Stored data ▸
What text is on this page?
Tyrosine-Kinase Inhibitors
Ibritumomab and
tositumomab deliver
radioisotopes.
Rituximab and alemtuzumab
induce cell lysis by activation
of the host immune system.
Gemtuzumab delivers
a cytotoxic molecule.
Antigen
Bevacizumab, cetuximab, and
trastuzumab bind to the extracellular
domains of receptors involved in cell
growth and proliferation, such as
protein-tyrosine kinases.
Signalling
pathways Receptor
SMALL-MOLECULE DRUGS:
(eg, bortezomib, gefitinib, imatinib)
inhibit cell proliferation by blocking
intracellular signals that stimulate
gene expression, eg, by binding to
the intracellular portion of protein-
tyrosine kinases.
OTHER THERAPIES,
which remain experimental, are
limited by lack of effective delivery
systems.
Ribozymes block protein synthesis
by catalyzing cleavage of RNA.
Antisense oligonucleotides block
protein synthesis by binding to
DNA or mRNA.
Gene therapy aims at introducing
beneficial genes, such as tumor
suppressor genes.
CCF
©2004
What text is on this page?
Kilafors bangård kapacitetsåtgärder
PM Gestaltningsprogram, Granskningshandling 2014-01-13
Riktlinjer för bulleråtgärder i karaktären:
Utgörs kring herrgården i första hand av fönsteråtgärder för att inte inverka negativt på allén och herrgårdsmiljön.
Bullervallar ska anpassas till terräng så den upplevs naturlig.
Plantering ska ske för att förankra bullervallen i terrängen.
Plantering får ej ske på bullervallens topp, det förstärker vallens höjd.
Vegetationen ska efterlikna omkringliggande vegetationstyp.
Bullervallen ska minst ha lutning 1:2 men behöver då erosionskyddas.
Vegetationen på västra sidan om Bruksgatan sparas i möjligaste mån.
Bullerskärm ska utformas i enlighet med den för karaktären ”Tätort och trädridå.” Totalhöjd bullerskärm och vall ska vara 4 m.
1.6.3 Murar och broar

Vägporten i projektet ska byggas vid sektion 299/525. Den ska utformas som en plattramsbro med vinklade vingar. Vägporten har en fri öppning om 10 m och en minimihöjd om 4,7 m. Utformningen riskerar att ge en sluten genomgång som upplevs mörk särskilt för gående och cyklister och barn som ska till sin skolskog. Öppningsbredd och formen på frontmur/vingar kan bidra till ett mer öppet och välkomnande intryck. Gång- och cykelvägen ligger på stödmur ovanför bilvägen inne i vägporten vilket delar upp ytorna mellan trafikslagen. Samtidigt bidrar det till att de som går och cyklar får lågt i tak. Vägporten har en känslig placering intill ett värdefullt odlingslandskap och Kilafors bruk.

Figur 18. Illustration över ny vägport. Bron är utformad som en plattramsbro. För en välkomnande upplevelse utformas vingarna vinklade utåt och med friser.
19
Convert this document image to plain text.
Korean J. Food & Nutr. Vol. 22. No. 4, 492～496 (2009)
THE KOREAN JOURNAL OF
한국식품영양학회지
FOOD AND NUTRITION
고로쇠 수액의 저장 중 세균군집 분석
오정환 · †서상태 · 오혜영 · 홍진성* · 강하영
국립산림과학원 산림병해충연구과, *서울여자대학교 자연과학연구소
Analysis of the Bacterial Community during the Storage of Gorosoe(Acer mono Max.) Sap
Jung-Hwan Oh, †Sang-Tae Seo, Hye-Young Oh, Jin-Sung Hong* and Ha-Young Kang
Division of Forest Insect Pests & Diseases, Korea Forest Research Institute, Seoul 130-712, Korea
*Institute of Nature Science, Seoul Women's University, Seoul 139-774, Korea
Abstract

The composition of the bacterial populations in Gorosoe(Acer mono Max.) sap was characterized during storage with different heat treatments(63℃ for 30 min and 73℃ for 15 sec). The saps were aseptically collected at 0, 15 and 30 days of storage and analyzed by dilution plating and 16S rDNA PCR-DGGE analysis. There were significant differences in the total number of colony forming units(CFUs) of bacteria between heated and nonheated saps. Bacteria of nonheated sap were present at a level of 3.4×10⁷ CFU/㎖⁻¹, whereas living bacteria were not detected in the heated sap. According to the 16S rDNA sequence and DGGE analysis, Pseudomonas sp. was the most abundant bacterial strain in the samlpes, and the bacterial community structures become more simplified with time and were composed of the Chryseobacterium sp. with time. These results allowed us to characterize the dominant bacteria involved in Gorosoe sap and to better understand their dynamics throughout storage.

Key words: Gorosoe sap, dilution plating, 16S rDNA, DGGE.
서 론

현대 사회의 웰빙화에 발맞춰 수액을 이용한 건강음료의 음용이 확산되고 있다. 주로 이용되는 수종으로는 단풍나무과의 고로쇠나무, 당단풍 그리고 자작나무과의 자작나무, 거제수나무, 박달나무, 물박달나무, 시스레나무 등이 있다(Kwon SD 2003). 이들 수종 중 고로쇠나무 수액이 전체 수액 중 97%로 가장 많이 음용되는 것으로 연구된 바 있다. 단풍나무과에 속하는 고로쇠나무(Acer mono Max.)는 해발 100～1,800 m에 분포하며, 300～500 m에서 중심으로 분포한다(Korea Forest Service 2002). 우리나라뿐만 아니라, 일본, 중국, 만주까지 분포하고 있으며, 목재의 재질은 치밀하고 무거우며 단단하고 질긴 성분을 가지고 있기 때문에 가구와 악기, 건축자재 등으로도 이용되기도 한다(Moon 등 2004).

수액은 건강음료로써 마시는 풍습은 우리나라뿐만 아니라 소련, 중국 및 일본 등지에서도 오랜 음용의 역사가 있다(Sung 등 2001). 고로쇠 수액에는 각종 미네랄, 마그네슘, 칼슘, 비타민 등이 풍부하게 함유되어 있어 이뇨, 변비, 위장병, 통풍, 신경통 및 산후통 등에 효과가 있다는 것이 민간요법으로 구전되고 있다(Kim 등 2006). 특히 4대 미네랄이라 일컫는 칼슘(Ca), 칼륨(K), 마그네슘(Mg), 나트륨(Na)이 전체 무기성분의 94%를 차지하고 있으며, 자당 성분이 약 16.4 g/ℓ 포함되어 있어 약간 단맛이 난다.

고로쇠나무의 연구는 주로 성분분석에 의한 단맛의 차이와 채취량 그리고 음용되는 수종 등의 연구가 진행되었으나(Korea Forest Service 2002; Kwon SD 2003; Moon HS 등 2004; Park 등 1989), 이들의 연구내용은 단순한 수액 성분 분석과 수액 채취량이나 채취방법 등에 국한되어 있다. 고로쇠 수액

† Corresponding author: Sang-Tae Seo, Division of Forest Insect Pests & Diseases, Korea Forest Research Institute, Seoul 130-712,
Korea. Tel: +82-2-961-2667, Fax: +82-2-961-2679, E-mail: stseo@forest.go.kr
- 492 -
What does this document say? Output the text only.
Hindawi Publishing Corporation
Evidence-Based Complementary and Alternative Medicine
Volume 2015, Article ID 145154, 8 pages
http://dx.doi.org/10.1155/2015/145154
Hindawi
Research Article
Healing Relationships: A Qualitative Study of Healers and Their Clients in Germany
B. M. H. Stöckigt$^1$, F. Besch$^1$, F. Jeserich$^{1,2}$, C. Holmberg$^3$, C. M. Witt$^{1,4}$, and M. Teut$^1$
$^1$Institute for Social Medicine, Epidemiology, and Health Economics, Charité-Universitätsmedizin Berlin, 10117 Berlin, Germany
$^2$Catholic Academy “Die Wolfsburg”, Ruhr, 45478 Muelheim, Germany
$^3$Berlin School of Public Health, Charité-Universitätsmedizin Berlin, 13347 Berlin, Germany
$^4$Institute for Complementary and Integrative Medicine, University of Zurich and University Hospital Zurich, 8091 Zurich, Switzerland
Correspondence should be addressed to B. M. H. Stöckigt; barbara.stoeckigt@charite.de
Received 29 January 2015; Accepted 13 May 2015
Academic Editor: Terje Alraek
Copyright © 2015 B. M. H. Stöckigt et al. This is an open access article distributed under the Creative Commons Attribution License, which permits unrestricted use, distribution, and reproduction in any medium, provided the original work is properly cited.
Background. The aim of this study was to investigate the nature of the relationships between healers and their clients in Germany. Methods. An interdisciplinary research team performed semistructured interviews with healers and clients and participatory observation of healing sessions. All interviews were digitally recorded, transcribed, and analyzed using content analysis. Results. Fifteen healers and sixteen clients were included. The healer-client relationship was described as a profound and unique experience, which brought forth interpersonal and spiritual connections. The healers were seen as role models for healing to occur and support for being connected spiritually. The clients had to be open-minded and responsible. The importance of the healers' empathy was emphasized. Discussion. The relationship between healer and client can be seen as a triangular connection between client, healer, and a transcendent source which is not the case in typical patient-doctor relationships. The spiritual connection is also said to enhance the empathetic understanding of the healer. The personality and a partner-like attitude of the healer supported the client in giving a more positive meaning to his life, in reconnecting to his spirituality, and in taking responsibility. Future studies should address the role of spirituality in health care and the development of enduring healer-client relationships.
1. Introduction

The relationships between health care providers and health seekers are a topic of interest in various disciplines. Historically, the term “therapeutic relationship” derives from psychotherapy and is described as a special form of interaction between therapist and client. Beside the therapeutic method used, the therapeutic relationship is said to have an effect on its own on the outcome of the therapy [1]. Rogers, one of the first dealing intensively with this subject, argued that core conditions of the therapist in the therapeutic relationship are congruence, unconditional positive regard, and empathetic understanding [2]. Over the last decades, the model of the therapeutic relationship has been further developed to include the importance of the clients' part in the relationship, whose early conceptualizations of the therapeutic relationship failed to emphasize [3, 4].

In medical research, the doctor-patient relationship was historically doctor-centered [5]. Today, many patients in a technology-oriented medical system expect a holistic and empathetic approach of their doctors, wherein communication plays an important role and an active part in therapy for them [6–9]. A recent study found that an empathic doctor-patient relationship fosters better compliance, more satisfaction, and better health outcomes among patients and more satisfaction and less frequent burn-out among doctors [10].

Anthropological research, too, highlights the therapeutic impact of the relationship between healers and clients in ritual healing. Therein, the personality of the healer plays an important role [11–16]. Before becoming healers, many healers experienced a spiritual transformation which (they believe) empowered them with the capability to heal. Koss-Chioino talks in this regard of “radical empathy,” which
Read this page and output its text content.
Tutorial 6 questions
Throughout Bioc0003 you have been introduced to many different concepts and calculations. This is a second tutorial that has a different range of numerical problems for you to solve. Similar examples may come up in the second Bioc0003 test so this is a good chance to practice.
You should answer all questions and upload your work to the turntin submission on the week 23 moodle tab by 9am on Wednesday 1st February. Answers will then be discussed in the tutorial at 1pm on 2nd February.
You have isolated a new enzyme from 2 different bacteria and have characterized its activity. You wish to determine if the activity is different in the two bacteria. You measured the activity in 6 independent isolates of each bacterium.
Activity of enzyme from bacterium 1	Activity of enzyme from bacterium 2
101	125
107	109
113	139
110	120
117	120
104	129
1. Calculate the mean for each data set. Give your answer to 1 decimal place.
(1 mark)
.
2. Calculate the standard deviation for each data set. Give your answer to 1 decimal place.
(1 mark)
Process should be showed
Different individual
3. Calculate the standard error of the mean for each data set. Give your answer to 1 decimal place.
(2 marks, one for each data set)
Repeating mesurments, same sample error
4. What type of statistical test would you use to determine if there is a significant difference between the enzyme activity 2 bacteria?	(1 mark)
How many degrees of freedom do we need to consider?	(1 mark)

Task description ▸ If a line of the listing contains the word "Insect", count it; then give the total and nothing else.

Result of the task ▸ 2